(Stored records)
▬▬▬▬▬▬▬▬▬▬

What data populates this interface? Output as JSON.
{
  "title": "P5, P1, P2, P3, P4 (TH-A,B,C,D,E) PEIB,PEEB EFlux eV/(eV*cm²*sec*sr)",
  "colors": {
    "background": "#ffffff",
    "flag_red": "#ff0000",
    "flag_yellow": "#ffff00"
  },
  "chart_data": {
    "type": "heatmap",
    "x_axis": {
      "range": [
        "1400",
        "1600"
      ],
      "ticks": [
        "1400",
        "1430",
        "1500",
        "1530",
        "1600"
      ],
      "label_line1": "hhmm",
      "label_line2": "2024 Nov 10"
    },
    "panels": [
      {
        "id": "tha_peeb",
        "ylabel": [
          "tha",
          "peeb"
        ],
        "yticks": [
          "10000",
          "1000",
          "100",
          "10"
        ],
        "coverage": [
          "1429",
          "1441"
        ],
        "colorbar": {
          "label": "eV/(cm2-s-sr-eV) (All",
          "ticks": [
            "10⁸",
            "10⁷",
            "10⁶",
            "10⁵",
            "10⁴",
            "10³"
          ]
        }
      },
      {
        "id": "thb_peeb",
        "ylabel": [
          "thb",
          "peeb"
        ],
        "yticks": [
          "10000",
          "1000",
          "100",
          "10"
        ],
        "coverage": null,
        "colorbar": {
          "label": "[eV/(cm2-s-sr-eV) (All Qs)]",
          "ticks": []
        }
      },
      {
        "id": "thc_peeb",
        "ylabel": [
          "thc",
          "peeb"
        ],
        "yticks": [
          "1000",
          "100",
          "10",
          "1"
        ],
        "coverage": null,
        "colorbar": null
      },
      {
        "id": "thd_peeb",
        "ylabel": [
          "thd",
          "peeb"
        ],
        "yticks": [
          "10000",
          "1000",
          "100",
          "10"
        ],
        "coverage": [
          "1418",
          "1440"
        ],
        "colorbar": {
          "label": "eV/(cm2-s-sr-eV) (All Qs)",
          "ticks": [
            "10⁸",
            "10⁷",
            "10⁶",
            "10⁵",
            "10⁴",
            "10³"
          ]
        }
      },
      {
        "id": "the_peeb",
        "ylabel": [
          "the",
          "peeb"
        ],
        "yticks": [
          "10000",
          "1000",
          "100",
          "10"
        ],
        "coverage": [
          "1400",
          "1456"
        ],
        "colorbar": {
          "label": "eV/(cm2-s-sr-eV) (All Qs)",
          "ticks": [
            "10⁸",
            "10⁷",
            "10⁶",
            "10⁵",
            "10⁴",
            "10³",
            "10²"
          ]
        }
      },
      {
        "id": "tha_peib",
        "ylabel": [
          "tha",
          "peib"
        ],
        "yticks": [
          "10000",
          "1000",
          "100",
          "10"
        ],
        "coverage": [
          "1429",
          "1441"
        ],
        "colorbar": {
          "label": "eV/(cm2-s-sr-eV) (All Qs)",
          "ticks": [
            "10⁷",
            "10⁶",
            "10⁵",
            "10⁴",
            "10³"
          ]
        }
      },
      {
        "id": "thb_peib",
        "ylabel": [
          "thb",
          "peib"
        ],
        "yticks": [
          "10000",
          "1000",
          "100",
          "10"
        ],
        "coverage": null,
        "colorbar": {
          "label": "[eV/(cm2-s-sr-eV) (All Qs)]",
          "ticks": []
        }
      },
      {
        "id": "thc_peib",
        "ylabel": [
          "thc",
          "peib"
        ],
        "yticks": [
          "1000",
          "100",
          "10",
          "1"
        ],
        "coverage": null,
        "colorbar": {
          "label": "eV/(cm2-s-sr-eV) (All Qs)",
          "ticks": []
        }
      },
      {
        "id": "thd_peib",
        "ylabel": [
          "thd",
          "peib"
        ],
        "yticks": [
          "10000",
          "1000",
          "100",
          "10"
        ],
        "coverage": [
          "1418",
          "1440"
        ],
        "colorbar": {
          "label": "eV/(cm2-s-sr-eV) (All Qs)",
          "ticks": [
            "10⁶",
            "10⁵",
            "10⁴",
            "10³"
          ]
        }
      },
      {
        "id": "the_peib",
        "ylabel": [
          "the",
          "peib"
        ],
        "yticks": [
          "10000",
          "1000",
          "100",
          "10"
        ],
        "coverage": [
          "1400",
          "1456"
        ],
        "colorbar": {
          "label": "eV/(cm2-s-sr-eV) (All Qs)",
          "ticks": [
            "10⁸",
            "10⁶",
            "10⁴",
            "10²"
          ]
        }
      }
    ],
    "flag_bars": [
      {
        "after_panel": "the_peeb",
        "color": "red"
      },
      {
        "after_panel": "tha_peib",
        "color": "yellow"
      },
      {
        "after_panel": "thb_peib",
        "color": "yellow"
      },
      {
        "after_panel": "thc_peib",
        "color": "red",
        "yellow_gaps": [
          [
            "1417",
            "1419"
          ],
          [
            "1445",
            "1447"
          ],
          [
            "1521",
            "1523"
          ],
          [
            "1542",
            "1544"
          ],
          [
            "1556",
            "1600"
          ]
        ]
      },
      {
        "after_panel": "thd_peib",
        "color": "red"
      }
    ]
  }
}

▬▬▬▬▬▬▬▬▬▬

WHAT YOU ARE ASKED TO DO: Every entry must be quoted exactly as it appears above.

SOLVED EXERCISE:
What data populates this interface? Output as JSON.
{
  "title": "P5, P1, P2, P3, P4 (TH-A,B,C,D,E) PEIB,PEEB EFlux eV/(eV*cm²*sec*sr)",
  "colors": {
    "background": "#ffffff",
    "flag_red": "#ff0000",
    "flag_yellow": "#ffff00"
  },
  "chart_data": {
    "type": "heatmap",
    "x_axis": {
      "range": [
        "1400",
        "1600"
      ],
      "ticks": [
        "1400",
        "1430",
        "1500",
        "1530",
        "1600"
      ],
      "label_line1": "hhmm",
      "label_line2": "2024 Nov 10"
    },
    "panels": [
      {
        "id": "tha_peeb",
        "ylabel": [
          "tha",
          "peeb"
        ],
        "yticks": [
          "10000",
          "1000",
          "100",
          "10"
        ],
        "coverage": [
          "1429",
          "1441"
        ],
        "colorbar": {
          "label": "eV/(cm2-s-sr-eV) (All",
          "ticks": [
            "10⁸",
            "10⁷",
            "10⁶",
            "10⁵",
            "10⁴",
            "10³"
          ]
        }
      },
      {
        "id": "thb_peeb",
        "ylabel": [
          "thb",
          "peeb"
        ],
        "yticks": [
          "10000",
          "1000",
          "100",
          "10"
        ],
        "coverage": null,
        "colorbar": {
          "label": "[eV/(cm2-s-sr-eV) (All Qs)]",
          "ticks": []
        }
      },
      {
        "id": "thc_peeb",
        "ylabel": [
          "thc",
          "peeb"
        ],
        "yticks": [
          "1000",
          "100",
          "10",
          "1"
        ],
        "coverage": null,
        "colorbar": null
      },
      {
        "id": "thd_peeb",
        "ylabel": [
          "thd",
          "peeb"
        ],
        "yticks": [
          "10000",
          "1000",
          "100",
          "10"
        ],
        "coverage": [
          "1418",
          "1440"
        ],
        "colorbar": {
          "label": "eV/(cm2-s-sr-eV) (All Qs)",
          "ticks": [
            "10⁸",
            "10⁷",
            "10⁶",
            "10⁵",
            "10⁴",
            "10³"
          ]
        }
      },
      {
        "id": "the_peeb",
        "ylabel": [
          "the",
          "peeb"
        ],
        "yticks": [
          "10000",
          "1000",
          "100",
          "10"
        ],
        "coverage": [
          "1400",
          "1456"
        ],
        "colorbar": {
          "label": "eV/(cm2-s-sr-eV) (All Qs)",
          "ticks": [
            "10⁸",
            "10⁷",
            "10⁶",
            "10⁵",
            "10⁴",
            "10³",
            "10²"
          ]
        }
      },
      {
        "id": "tha_peib",
        "ylabel": [
          "tha",
          "peib"
        ],
        "yticks": [
          "10000",
          "1000",
          "100",
          "10"
        ],
        "coverage": [
          "1429",
          "1441"
        ],
        "colorbar": {
          "label": "eV/(cm2-s-sr-eV) (All Qs)",
          "ticks": [
            "10⁷",
            "10⁶",
            "10⁵",
            "10⁴",
            "10³"
          ]
        }
      },
      {
        "id": "thb_peib",
        "ylabel": [
          "thb",
          "peib"
        ],
        "yticks": [
          "10000",
          "1000",
          "100",
          "10"
        ],
        "coverage": null,
        "colorbar": {
          "label": "[eV/(cm2-s-sr-eV) (All Qs)]",
          "ticks": []
        }
      },
      {
        "id": "thc_peib",
        "ylabel": [
          "thc",
          "peib"
        ],
        "yticks": [
          "1000",
          "100",
          "10",
          "1"
        ],
        "coverage": null,
        "colorbar": {
          "label": "eV/(cm2-s-sr-eV) (All Qs)",
          "ticks": []
        }
      },
      {
        "id": "thd_peib",
        "ylabel": [
          "thd",
          "peib"
        ],
        "yticks": [
          "10000",
          "1000",
          "100",
          "10"
        ],
        "coverage": [
          "1418",
          "1440"
        ],
        "colorbar": {
          "label": "eV/(cm2-s-sr-eV) (All Qs)",
          "ticks": [
            "10⁶",
            "10⁵",
            "10⁴",
            "10³"
          ]
        }
      },
      {
        "id": "the_peib",
        "ylabel": [
          "the",
          "peib"
        ],
        "yticks": [
          "10000",
          "1000",
          "100",
          "10"
        ],
        "coverage": [
          "1400",
          "1456"
        ],
        "colorbar": {
          "label": "eV/(cm2-s-sr-eV) (All Qs)",
          "ticks": [
            "10⁸",
            "10⁶",
            "10⁴",
            "10²"
          ]
        }
      }
    ],
    "flag_bars": [
      {
        "after_panel": "the_peeb",
        "color": "red"
      },
      {
        "after_panel": "tha_peib",
        "color": "yellow"
      },
      {
        "after_panel": "thb_peib",
        "color": "yellow"
      },
      {
        "after_panel": "thc_peib",
        "color": "red",
        "yellow_gaps": [
          [
            "1417",
            "1419"
          ],
          [
            "1445",
            "1447"
          ],
          [
            "1521",
            "1523"
          ],
          [
            "1542",
            "1544"
          ],
          [
            "1556",
            "1600"
          ]
        ]
      },
      {
        "after_panel": "thd_peib",
        "color": "red"
      }
    ]
  }
}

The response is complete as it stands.